WHAT YOU ARE ASKED TO DO: Repeat the records verbatim and leave the pictures out of your copy.

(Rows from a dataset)

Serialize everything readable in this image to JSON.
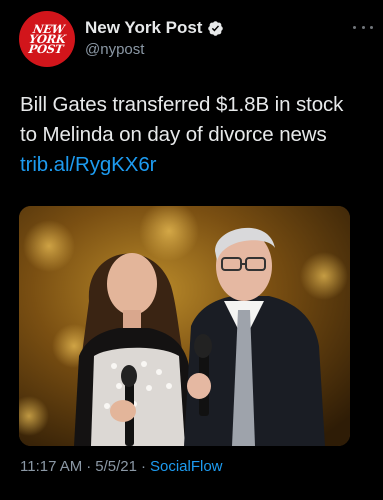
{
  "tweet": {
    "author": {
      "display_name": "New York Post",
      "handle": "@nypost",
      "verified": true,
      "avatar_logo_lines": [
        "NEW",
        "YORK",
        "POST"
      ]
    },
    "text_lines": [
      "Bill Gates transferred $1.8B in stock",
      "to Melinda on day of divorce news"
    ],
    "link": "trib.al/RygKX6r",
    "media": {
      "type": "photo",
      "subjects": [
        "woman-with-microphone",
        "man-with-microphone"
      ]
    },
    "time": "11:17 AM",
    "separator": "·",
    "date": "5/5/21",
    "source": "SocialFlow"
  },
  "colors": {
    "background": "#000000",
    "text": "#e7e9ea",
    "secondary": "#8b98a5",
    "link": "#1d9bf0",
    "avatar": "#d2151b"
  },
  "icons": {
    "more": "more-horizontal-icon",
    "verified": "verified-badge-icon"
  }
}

ANSWER IN FULL:
Serialize everything readable in this image to JSON.
{
  "tweet": {
    "author": {
      "display_name": "New York Post",
      "handle": "@nypost",
      "verified": true,
      "avatar_logo_lines": [
        "NEW",
        "YORK",
        "POST"
      ]
    },
    "text_lines": [
      "Bill Gates transferred $1.8B in stock",
      "to Melinda on day of divorce news"
    ],
    "link": "trib.al/RygKX6r",
    "media": {
      "type": "photo",
      "subjects": [
        "woman-with-microphone",
        "man-with-microphone"
      ]
    },
    "time": "11:17 AM",
    "separator": "·",
    "date": "5/5/21",
    "source": "SocialFlow"
  },
  "colors": {
    "background": "#000000",
    "text": "#e7e9ea",
    "secondary": "#8b98a5",
    "link": "#1d9bf0",
    "avatar": "#d2151b"
  },
  "icons": {
    "more": "more-horizontal-icon",
    "verified": "verified-badge-icon"
  }
}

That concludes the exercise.